### Excerpted data
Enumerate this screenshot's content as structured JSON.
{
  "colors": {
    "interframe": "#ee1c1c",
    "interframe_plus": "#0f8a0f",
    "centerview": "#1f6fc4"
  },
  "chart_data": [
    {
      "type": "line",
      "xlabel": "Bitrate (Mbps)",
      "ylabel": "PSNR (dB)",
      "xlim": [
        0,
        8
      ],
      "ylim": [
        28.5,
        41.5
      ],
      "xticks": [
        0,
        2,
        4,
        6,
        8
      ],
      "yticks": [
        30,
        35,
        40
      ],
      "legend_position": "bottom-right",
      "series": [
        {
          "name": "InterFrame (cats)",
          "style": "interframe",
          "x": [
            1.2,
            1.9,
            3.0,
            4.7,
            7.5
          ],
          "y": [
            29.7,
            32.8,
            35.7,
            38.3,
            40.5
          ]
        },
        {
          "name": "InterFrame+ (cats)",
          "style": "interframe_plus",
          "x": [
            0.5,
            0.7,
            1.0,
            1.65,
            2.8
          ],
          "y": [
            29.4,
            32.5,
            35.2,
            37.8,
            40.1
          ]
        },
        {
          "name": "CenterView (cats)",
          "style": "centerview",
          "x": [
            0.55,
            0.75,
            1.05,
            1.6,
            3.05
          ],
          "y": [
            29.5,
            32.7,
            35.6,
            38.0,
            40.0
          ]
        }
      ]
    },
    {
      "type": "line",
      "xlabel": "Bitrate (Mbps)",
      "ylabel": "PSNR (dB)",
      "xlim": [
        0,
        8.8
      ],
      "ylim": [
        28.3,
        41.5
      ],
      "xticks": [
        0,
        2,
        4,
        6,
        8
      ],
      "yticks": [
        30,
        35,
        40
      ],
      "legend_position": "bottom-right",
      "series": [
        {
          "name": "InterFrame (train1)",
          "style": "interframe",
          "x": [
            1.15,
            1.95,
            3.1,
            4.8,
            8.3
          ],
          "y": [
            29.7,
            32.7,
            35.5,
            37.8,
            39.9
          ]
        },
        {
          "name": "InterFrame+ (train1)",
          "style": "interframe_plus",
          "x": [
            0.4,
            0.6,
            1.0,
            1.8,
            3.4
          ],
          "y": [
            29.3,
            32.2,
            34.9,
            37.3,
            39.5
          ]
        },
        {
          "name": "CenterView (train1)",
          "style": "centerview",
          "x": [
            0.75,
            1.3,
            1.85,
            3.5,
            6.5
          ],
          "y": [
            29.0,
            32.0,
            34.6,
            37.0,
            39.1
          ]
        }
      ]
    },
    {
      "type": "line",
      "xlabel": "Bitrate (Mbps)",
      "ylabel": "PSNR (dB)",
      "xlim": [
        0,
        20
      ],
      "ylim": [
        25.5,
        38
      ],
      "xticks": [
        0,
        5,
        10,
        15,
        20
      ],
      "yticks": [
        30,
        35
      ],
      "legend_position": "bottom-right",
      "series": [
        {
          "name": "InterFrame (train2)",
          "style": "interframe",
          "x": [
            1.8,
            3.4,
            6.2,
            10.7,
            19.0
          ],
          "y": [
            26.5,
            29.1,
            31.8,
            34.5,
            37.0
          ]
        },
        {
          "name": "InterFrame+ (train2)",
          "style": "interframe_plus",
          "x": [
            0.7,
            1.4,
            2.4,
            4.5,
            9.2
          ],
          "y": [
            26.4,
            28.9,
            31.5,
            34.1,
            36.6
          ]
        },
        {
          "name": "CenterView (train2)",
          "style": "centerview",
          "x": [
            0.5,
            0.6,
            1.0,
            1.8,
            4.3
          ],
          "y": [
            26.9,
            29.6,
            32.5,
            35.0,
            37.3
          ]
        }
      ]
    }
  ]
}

### Written task
Return the listing above in its exact form.

### Right answer
Enumerate this screenshot's content as structured JSON.
{
  "colors": {
    "interframe": "#ee1c1c",
    "interframe_plus": "#0f8a0f",
    "centerview": "#1f6fc4"
  },
  "chart_data": [
    {
      "type": "line",
      "xlabel": "Bitrate (Mbps)",
      "ylabel": "PSNR (dB)",
      "xlim": [
        0,
        8
      ],
      "ylim": [
        28.5,
        41.5
      ],
      "xticks": [
        0,
        2,
        4,
        6,
        8
      ],
      "yticks": [
        30,
        35,
        40
      ],
      "legend_position": "bottom-right",
      "series": [
        {
          "name": "InterFrame (cats)",
          "style": "interframe",
          "x": [
            1.2,
            1.9,
            3.0,
            4.7,
            7.5
          ],
          "y": [
            29.7,
            32.8,
            35.7,
            38.3,
            40.5
          ]
        },
        {
          "name": "InterFrame+ (cats)",
          "style": "interframe_plus",
          "x": [
            0.5,
            0.7,
            1.0,
            1.65,
            2.8
          ],
          "y": [
            29.4,
            32.5,
            35.2,
            37.8,
            40.1
          ]
        },
        {
          "name": "CenterView (cats)",
          "style": "centerview",
          "x": [
            0.55,
            0.75,
            1.05,
            1.6,
            3.05
          ],
          "y": [
            29.5,
            32.7,
            35.6,
            38.0,
            40.0
          ]
        }
      ]
    },
    {
      "type": "line",
      "xlabel": "Bitrate (Mbps)",
      "ylabel": "PSNR (dB)",
      "xlim": [
        0,
        8.8
      ],
      "ylim": [
        28.3,
        41.5
      ],
      "xticks": [
        0,
        2,
        4,
        6,
        8
      ],
      "yticks": [
        30,
        35,
        40
      ],
      "legend_position": "bottom-right",
      "series": [
        {
          "name": "InterFrame (train1)",
          "style": "interframe",
          "x": [
            1.15,
            1.95,
            3.1,
            4.8,
            8.3
          ],
          "y": [
            29.7,
            32.7,
            35.5,
            37.8,
            39.9
          ]
        },
        {
          "name": "InterFrame+ (train1)",
          "style": "interframe_plus",
          "x": [
            0.4,
            0.6,
            1.0,
            1.8,
            3.4
          ],
          "y": [
            29.3,
            32.2,
            34.9,
            37.3,
            39.5
          ]
        },
        {
          "name": "CenterView (train1)",
          "style": "centerview",
          "x": [
            0.75,
            1.3,
            1.85,
            3.5,
            6.5
          ],
          "y": [
            29.0,
            32.0,
            34.6,
            37.0,
            39.1
          ]
        }
      ]
    },
    {
      "type": "line",
      "xlabel": "Bitrate (Mbps)",
      "ylabel": "PSNR (dB)",
      "xlim": [
        0,
        20
      ],
      "ylim": [
        25.5,
        38
      ],
      "xticks": [
        0,
        5,
        10,
        15,
        20
      ],
      "yticks": [
        30,
        35
      ],
      "legend_position": "bottom-right",
      "series": [
        {
          "name": "InterFrame (train2)",
          "style": "interframe",
          "x": [
            1.8,
            3.4,
            6.2,
            10.7,
            19.0
          ],
          "y": [
            26.5,
            29.1,
            31.8,
            34.5,
            37.0
          ]
        },
        {
          "name": "InterFrame+ (train2)",
          "style": "interframe_plus",
          "x": [
            0.7,
            1.4,
            2.4,
            4.5,
            9.2
          ],
          "y": [
            26.4,
            28.9,
            31.5,
            34.1,
            36.6
          ]
        },
        {
          "name": "CenterView (train2)",
          "style": "centerview",
          "x": [
            0.5,
            0.6,
            1.0,
            1.8,
            4.3
          ],
          "y": [
            26.9,
            29.6,
            32.5,
            35.0,
            37.3
          ]
        }
      ]
    }
  ]
}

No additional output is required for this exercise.